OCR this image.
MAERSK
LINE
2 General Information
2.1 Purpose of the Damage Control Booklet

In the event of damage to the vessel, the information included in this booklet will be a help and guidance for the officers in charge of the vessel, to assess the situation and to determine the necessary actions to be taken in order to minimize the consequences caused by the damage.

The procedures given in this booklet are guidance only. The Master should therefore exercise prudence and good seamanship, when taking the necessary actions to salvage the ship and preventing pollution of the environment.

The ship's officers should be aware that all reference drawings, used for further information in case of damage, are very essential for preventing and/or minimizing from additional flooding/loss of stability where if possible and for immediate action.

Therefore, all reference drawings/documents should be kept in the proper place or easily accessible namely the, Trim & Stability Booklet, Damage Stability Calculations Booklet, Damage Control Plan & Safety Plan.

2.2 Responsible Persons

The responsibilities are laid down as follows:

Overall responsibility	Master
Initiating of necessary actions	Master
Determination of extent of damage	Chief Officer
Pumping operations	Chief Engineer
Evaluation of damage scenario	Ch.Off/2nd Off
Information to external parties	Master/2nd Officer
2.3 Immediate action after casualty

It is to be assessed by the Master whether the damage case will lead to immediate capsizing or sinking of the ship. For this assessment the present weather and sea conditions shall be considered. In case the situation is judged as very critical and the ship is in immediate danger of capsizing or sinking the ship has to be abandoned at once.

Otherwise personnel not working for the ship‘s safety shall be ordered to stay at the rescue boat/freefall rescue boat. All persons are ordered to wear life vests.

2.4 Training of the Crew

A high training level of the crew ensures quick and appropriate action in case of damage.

= = = =

- [GIVEN REQUEST]
Write down all the entries again without a single difference.

- [EXPECTED ANSWER]
OCR this image.
MAERSK
LINE
2 General Information
2.1 Purpose of the Damage Control Booklet

In the event of damage to the vessel, the information included in this booklet will be a help and guidance for the officers in charge of the vessel, to assess the situation and to determine the necessary actions to be taken in order to minimize the consequences caused by the damage.

The procedures given in this booklet are guidance only. The Master should therefore exercise prudence and good seamanship, when taking the necessary actions to salvage the ship and preventing pollution of the environment.

The ship's officers should be aware that all reference drawings, used for further information in case of damage, are very essential for preventing and/or minimizing from additional flooding/loss of stability where if possible and for immediate action.

Therefore, all reference drawings/documents should be kept in the proper place or easily accessible namely the, Trim & Stability Booklet, Damage Stability Calculations Booklet, Damage Control Plan & Safety Plan.

2.2 Responsible Persons

The responsibilities are laid down as follows:

Overall responsibility	Master
Initiating of necessary actions	Master
Determination of extent of damage	Chief Officer
Pumping operations	Chief Engineer
Evaluation of damage scenario	Ch.Off/2nd Off
Information to external parties	Master/2nd Officer
2.3 Immediate action after casualty

It is to be assessed by the Master whether the damage case will lead to immediate capsizing or sinking of the ship. For this assessment the present weather and sea conditions shall be considered. In case the situation is judged as very critical and the ship is in immediate danger of capsizing or sinking the ship has to be abandoned at once.

Otherwise personnel not working for the ship‘s safety shall be ordered to stay at the rescue boat/freefall rescue boat. All persons are ordered to wear life vests.

2.4 Training of the Crew

A high training level of the crew ensures quick and appropriate action in case of damage.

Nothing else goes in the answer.